__Listing__
######

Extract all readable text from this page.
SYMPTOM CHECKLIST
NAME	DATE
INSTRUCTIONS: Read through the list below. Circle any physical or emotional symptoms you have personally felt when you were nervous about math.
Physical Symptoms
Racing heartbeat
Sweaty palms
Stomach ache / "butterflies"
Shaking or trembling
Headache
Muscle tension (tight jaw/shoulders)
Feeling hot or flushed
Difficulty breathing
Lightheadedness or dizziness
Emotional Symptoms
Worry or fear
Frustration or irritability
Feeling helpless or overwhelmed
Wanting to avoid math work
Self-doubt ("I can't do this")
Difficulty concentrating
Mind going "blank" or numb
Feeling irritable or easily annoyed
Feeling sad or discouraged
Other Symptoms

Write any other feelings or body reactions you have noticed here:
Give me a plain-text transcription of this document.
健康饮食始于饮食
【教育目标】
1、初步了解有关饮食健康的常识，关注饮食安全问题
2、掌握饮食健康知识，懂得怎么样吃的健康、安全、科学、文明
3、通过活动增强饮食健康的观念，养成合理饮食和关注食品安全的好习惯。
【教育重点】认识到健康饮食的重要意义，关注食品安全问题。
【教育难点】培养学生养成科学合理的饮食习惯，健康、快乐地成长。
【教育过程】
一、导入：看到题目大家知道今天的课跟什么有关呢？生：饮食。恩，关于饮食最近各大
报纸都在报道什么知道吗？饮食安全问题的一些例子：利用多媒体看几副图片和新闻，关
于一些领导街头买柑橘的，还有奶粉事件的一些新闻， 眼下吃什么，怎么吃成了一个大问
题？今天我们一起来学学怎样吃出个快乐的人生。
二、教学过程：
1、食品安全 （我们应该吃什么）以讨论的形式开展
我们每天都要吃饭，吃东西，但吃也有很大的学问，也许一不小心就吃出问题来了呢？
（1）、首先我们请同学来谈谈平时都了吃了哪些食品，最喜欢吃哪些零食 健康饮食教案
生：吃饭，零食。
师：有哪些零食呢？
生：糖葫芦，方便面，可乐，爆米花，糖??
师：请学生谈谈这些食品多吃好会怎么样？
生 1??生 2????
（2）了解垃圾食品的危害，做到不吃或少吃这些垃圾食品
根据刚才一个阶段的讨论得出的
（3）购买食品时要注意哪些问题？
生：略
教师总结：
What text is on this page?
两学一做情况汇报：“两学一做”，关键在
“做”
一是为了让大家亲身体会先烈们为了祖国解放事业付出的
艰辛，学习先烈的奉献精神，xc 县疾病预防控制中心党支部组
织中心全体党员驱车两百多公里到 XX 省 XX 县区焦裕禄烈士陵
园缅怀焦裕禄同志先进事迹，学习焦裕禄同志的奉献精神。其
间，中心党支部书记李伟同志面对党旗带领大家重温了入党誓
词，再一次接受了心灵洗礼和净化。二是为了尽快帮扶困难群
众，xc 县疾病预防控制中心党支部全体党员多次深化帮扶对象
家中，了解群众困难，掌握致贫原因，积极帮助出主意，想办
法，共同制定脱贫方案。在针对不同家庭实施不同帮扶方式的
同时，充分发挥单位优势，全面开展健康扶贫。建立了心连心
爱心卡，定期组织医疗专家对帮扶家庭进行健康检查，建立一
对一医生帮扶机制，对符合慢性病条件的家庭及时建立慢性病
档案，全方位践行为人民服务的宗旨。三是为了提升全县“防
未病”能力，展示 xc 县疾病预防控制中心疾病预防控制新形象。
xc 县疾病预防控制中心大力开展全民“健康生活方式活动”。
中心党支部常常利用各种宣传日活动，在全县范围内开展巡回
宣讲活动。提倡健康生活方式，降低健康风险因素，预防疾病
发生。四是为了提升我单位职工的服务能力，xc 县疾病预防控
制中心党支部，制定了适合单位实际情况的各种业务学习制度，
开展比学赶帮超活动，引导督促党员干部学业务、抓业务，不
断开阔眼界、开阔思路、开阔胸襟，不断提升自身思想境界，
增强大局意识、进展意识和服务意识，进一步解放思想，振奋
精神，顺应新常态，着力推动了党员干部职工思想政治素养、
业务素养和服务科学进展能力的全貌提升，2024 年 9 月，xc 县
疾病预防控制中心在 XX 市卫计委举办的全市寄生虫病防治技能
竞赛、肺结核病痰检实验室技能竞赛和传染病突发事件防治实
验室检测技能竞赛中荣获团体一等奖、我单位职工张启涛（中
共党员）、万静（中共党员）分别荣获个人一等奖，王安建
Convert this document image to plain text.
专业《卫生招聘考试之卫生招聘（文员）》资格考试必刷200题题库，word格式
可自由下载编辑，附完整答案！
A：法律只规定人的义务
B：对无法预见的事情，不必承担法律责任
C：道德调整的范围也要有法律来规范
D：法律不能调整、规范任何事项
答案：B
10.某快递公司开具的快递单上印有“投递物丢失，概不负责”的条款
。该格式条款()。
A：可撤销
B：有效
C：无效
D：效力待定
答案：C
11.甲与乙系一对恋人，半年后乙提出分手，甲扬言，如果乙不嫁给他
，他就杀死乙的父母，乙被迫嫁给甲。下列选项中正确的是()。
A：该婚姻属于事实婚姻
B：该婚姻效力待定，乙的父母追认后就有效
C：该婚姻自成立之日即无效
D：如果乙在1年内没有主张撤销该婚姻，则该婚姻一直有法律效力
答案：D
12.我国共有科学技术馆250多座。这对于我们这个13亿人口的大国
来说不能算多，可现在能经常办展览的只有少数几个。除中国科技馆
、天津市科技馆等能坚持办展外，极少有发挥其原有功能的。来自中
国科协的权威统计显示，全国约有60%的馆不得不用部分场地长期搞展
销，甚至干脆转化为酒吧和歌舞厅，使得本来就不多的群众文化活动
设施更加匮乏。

######

__Problem to work on__
Lines from the one containing "What text is on this page?" through the final line are to be given again verbatim, with nothing before or after.

__Task response__
What text is on this page?
两学一做情况汇报：“两学一做”，关键在
“做”
一是为了让大家亲身体会先烈们为了祖国解放事业付出的
艰辛，学习先烈的奉献精神，xc 县疾病预防控制中心党支部组
织中心全体党员驱车两百多公里到 XX 省 XX 县区焦裕禄烈士陵
园缅怀焦裕禄同志先进事迹，学习焦裕禄同志的奉献精神。其
间，中心党支部书记李伟同志面对党旗带领大家重温了入党誓
词，再一次接受了心灵洗礼和净化。二是为了尽快帮扶困难群
众，xc 县疾病预防控制中心党支部全体党员多次深化帮扶对象
家中，了解群众困难，掌握致贫原因，积极帮助出主意，想办
法，共同制定脱贫方案。在针对不同家庭实施不同帮扶方式的
同时，充分发挥单位优势，全面开展健康扶贫。建立了心连心
爱心卡，定期组织医疗专家对帮扶家庭进行健康检查，建立一
对一医生帮扶机制，对符合慢性病条件的家庭及时建立慢性病
档案，全方位践行为人民服务的宗旨。三是为了提升全县“防
未病”能力，展示 xc 县疾病预防控制中心疾病预防控制新形象。
xc 县疾病预防控制中心大力开展全民“健康生活方式活动”。
中心党支部常常利用各种宣传日活动，在全县范围内开展巡回
宣讲活动。提倡健康生活方式，降低健康风险因素，预防疾病
发生。四是为了提升我单位职工的服务能力，xc 县疾病预防控
制中心党支部，制定了适合单位实际情况的各种业务学习制度，
开展比学赶帮超活动，引导督促党员干部学业务、抓业务，不
断开阔眼界、开阔思路、开阔胸襟，不断提升自身思想境界，
增强大局意识、进展意识和服务意识，进一步解放思想，振奋
精神，顺应新常态，着力推动了党员干部职工思想政治素养、
业务素养和服务科学进展能力的全貌提升，2024 年 9 月，xc 县
疾病预防控制中心在 XX 市卫计委举办的全市寄生虫病防治技能
竞赛、肺结核病痰检实验室技能竞赛和传染病突发事件防治实
验室检测技能竞赛中荣获团体一等奖、我单位职工张启涛（中
共党员）、万静（中共党员）分别荣获个人一等奖，王安建
Convert this document image to plain text.
专业《卫生招聘考试之卫生招聘（文员）》资格考试必刷200题题库，word格式
可自由下载编辑，附完整答案！
A：法律只规定人的义务
B：对无法预见的事情，不必承担法律责任
C：道德调整的范围也要有法律来规范
D：法律不能调整、规范任何事项
答案：B
10.某快递公司开具的快递单上印有“投递物丢失，概不负责”的条款
。该格式条款()。
A：可撤销
B：有效
C：无效
D：效力待定
答案：C
11.甲与乙系一对恋人，半年后乙提出分手，甲扬言，如果乙不嫁给他
，他就杀死乙的父母，乙被迫嫁给甲。下列选项中正确的是()。
A：该婚姻属于事实婚姻
B：该婚姻效力待定，乙的父母追认后就有效
C：该婚姻自成立之日即无效
D：如果乙在1年内没有主张撤销该婚姻，则该婚姻一直有法律效力
答案：D
12.我国共有科学技术馆250多座。这对于我们这个13亿人口的大国
来说不能算多，可现在能经常办展览的只有少数几个。除中国科技馆
、天津市科技馆等能坚持办展外，极少有发挥其原有功能的。来自中
国科协的权威统计显示，全国约有60%的馆不得不用部分场地长期搞展
销，甚至干脆转化为酒吧和歌舞厅，使得本来就不多的群众文化活动
设施更加匮乏。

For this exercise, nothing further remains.